:: RECORDS PROVIDED
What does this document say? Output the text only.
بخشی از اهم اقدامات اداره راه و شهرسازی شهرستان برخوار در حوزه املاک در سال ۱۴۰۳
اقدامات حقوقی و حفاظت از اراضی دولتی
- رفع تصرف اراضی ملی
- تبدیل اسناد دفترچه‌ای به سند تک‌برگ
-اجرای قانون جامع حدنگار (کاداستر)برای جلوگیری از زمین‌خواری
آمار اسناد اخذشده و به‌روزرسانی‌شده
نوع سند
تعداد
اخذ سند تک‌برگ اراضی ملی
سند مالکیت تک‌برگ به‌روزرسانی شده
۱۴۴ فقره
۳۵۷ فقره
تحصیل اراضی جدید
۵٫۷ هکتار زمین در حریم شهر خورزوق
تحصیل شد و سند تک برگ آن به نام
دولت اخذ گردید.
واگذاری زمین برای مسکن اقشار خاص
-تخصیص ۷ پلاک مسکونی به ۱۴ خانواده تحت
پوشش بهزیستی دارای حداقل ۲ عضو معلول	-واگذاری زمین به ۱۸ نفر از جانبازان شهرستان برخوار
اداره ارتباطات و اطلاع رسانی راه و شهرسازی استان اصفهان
::::
WHAT TO PRODUCE: Retype every entry word for word.

THE RESULT:
What does this document say? Output the text only.
بخشی از اهم اقدامات اداره راه و شهرسازی شهرستان برخوار در حوزه املاک در سال ۱۴۰۳
اقدامات حقوقی و حفاظت از اراضی دولتی
- رفع تصرف اراضی ملی
- تبدیل اسناد دفترچه‌ای به سند تک‌برگ
-اجرای قانون جامع حدنگار (کاداستر)برای جلوگیری از زمین‌خواری
آمار اسناد اخذشده و به‌روزرسانی‌شده
نوع سند
تعداد
اخذ سند تک‌برگ اراضی ملی
سند مالکیت تک‌برگ به‌روزرسانی شده
۱۴۴ فقره
۳۵۷ فقره
تحصیل اراضی جدید
۵٫۷ هکتار زمین در حریم شهر خورزوق
تحصیل شد و سند تک برگ آن به نام
دولت اخذ گردید.
واگذاری زمین برای مسکن اقشار خاص
-تخصیص ۷ پلاک مسکونی به ۱۴ خانواده تحت
پوشش بهزیستی دارای حداقل ۲ عضو معلول	-واگذاری زمین به ۱۸ نفر از جانبازان شهرستان برخوار
اداره ارتباطات و اطلاع رسانی راه و شهرسازی استان اصفهان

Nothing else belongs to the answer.